[Start of DATA SECTION]

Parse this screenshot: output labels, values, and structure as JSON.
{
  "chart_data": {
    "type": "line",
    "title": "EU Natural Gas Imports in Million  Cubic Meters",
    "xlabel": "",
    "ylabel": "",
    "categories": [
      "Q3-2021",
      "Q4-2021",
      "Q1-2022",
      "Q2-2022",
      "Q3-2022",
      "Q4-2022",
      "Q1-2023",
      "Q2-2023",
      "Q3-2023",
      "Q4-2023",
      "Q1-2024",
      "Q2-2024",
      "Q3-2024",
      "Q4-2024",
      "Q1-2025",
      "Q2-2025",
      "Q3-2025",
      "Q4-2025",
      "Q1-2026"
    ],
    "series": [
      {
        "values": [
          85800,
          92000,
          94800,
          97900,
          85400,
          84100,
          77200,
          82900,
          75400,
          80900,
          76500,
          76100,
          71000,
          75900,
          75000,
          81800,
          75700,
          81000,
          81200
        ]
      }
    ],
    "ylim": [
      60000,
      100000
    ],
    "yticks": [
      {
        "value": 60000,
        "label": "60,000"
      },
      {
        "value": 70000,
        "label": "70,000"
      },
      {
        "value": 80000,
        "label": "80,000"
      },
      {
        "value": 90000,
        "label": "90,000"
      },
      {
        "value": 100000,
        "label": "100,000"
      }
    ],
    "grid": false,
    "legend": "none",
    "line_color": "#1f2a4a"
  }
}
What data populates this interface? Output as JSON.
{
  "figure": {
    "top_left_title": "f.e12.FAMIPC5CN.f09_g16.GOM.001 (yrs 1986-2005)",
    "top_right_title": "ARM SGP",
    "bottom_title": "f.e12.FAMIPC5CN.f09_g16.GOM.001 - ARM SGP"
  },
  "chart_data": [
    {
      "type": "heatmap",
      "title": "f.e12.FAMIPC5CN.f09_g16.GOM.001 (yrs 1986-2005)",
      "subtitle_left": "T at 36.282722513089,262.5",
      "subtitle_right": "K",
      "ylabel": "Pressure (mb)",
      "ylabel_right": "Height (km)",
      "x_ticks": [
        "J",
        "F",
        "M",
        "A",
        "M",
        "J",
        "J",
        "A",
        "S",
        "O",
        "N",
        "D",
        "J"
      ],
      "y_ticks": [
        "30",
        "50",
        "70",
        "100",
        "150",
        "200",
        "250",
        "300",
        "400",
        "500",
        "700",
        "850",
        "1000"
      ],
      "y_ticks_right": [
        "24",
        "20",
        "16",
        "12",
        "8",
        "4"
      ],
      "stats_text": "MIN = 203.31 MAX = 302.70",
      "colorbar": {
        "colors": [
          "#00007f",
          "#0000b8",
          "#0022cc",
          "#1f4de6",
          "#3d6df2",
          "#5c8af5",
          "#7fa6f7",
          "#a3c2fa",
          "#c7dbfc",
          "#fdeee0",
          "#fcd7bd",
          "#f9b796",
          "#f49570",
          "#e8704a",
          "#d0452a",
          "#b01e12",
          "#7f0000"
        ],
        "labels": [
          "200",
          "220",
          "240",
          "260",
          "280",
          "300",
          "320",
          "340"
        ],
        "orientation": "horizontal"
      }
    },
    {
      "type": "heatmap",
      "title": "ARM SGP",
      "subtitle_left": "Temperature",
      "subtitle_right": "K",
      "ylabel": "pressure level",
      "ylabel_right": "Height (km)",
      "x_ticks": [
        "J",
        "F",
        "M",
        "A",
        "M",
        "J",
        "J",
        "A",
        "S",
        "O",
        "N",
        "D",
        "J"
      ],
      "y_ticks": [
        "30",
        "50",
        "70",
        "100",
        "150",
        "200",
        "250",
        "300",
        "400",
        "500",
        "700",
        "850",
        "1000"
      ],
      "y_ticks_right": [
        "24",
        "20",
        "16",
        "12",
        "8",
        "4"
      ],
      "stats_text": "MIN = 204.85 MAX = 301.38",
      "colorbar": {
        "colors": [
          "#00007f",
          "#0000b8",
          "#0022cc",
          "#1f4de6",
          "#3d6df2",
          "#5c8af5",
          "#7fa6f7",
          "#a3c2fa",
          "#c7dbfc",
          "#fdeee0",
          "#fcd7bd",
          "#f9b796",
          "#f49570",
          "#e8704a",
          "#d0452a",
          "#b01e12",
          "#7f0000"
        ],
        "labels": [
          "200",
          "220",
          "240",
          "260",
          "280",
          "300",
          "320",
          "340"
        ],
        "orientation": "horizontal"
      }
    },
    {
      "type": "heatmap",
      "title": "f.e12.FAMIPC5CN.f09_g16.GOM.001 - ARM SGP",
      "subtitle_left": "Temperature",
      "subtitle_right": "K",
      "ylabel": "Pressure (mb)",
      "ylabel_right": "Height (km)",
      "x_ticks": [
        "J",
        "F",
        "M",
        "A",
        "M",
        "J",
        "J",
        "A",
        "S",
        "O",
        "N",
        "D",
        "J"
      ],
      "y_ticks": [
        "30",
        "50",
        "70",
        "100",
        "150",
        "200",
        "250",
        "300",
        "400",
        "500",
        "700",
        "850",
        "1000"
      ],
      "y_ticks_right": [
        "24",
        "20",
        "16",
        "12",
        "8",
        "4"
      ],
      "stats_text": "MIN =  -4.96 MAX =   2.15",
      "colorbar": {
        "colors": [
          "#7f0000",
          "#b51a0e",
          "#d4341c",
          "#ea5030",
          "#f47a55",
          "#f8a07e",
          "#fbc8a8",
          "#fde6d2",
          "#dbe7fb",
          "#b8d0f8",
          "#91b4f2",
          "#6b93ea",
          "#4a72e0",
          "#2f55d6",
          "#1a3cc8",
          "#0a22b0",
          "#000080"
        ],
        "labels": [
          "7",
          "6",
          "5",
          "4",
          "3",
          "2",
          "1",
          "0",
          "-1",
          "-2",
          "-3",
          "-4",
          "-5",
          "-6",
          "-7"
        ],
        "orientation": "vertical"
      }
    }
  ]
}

[End of DATA SECTION]
[Start of DATA SECTION]

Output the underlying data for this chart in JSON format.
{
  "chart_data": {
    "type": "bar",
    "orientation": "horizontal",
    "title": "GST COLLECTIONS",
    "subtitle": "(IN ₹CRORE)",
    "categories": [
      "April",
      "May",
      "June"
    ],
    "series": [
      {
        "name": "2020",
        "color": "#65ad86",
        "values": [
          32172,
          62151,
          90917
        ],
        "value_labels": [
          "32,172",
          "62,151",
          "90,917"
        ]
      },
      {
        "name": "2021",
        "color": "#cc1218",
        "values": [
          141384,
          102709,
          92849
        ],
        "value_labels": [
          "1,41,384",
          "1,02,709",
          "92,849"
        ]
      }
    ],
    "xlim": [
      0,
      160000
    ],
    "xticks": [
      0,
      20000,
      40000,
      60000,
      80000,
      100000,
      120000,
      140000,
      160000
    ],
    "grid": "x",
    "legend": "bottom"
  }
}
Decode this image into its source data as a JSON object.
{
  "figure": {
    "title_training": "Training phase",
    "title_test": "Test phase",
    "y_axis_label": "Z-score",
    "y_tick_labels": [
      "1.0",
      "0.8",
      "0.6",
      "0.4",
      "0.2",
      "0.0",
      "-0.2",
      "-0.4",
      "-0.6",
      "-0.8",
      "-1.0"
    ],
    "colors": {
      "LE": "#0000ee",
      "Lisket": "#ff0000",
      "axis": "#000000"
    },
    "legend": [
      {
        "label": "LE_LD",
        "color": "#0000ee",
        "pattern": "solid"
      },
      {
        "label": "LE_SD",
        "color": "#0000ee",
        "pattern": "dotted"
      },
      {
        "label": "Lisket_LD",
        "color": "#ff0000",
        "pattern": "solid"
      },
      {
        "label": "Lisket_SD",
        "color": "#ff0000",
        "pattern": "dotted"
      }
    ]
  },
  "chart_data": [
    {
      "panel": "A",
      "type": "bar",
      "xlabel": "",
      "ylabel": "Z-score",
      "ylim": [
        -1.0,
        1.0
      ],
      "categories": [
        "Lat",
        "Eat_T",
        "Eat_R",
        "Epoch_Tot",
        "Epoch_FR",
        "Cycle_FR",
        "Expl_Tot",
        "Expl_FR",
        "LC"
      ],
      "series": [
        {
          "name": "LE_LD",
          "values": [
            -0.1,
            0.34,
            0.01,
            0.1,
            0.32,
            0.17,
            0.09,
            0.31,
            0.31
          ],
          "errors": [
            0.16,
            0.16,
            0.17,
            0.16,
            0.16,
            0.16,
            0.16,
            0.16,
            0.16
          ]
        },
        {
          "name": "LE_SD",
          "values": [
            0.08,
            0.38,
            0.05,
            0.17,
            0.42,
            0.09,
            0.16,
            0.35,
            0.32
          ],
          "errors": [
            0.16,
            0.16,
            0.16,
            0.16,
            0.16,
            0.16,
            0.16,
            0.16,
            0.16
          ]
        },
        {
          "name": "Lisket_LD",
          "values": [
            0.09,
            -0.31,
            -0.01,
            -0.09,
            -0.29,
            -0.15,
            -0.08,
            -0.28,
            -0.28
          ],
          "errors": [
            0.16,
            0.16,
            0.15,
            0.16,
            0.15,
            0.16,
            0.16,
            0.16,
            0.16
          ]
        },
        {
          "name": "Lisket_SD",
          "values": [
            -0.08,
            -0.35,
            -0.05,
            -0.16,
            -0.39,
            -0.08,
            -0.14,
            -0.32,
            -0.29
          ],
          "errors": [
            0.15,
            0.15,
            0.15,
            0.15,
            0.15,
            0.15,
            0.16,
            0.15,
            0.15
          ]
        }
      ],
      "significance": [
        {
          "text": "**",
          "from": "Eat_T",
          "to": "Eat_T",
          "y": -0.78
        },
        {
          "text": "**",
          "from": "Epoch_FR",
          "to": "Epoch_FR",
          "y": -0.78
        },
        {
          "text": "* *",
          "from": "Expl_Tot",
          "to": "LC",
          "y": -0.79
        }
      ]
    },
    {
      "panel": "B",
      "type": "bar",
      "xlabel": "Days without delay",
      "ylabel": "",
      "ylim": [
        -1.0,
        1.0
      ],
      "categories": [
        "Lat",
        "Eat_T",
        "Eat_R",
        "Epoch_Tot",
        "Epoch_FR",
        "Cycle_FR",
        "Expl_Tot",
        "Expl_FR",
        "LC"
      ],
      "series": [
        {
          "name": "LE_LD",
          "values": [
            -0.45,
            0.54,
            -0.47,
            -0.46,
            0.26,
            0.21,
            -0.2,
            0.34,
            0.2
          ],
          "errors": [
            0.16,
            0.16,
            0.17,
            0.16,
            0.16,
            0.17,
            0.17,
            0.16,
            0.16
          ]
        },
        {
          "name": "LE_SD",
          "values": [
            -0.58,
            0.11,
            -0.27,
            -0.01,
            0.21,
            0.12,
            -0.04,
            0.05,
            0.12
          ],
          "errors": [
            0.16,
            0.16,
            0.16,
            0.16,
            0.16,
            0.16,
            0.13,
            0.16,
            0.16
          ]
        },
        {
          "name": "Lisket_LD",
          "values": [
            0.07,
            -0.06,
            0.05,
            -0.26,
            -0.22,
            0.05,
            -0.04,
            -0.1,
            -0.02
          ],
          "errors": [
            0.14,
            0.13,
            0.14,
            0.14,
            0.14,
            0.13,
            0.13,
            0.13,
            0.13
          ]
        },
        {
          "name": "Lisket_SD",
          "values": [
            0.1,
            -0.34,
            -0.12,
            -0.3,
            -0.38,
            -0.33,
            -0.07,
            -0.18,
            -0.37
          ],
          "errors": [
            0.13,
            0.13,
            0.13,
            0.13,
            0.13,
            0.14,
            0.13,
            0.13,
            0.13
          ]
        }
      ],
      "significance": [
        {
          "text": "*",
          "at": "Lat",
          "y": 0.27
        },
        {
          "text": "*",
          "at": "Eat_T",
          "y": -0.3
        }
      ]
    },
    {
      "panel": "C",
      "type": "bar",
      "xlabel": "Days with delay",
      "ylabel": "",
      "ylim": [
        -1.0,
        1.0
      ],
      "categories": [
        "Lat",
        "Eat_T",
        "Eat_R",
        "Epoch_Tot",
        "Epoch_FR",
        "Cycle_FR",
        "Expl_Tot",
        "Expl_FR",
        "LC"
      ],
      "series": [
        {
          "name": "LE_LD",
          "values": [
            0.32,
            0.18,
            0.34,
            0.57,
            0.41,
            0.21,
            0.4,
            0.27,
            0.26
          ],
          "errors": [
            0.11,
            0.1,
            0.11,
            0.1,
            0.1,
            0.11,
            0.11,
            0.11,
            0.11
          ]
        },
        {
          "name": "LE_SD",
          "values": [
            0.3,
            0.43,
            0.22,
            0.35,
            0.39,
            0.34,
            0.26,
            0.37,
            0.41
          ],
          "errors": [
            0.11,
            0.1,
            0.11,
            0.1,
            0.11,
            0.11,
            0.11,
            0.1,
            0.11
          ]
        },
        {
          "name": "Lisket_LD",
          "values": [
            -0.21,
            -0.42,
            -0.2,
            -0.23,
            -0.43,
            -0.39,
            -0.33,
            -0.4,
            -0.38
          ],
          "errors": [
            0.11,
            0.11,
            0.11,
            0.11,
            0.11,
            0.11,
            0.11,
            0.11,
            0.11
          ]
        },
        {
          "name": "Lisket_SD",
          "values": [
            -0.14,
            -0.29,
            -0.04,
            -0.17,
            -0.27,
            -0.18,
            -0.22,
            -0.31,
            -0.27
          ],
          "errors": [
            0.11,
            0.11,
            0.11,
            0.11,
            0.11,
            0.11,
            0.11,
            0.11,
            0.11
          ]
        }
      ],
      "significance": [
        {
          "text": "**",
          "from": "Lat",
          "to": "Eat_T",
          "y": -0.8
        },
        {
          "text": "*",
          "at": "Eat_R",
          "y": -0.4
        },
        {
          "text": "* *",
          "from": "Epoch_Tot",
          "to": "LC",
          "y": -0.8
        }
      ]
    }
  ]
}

[End of DATA SECTION]

▸ **STATED GOAL**: Spot every line that holds "Days" and copy it.

▸ **ANSWER**:
      "xlabel": "Days without delay",
      "xlabel": "Days with delay",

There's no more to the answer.